## ISTRUZIONI
Continua il brano sulla Stampa cattolica in Italia riprendendo subito dopo la sua ultima frase.

Salgono perciò dal cuore, quasi impetuosi e familiari, i voti che subito vogliamo Noi stessi esprimere per l’incremento della Stampa cattolica in Italia. Vorremmo infatti che la sua voce fosse più forte! intendiamo dire: vorremmo che ogni possibile perfezionamento tecnico e redazionale le fosse concesso, e che una diffusione più larga, più sistematica, più costante, più da tutti sostenuta corrispondesse nel pubblico italiano, fra i cattolici specialmente, allo sforzo già degno di fiducia e di appoggio che la Stampa cattolica sta oggi compiendo. Vorremmo che la sua voce fosse più concorde! Alludiamo specialmente alla stampa quotidiana e periodica. Non già che sia desiderabile una imposta uniformità di parola; ma una più sostanziale e spontanea conformità di giudizio concorrerebbe a dar maggior credito alla Stampa cattolica e a conferirle maggior incidenza sulla pubblica opinione, non che a tenere i suoi lettori più convinti della bontà delle idee e degli atteggiamenti a loro proposti, e a renderli più solidali e coerenti nei loro confronti con la vita pubblica. E vorremmo infine la sua voce sempre squillante di timbro cristiano.

## DATI RACCOLTI
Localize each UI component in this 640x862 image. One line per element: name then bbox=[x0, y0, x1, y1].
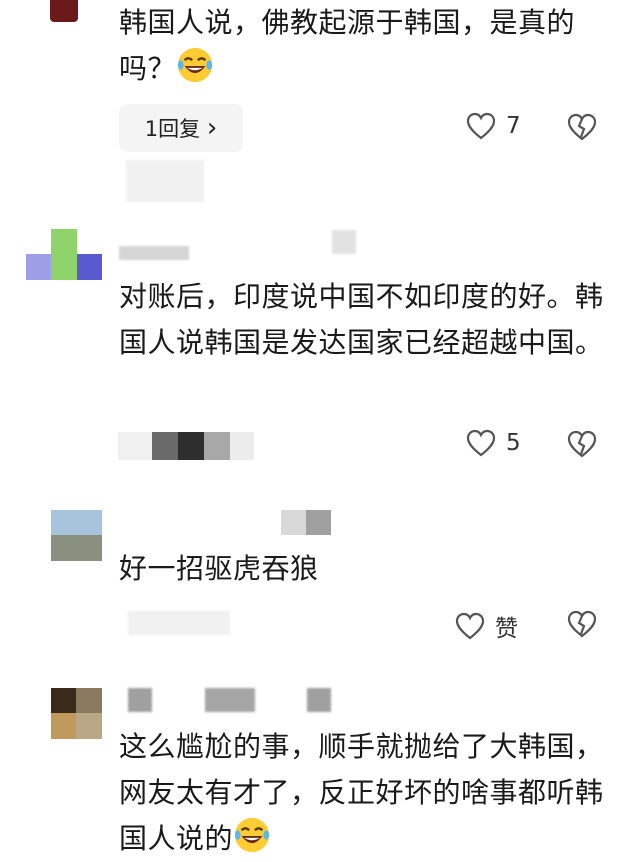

## RISPOSTA FINALE
Già lo è, ed è sua gloria, sua caratteristica, sua ragion d’essere; e così sempre limpida e schietta rimanga! Né deve per questo un giornale limitarsi a dare notizie e commenti d’indole religiosa, né deve accentuare artificiosamente il suo carattere confessionale ed apologetico, a scapito della sua primaria funzione informativa; ma sempre esso dovrà penetrare di saggezza cristiana ogni sua parola, e sempre mirare all’effetto che il lettore deve dedurre dalla lettura del suo giornale: un effetto tonificante il suo senso spirituale e morale, e il suo modo sano e forte di sentire e di volere. Non di rado i Giornalisti d’altre e non sane idee sono, sotto questo aspetto, a vantaggio delle loro tesi più avveduti e combattivi di noi. Non indarno il giornalista è maestro e guida del suo lettore: ricordatelo!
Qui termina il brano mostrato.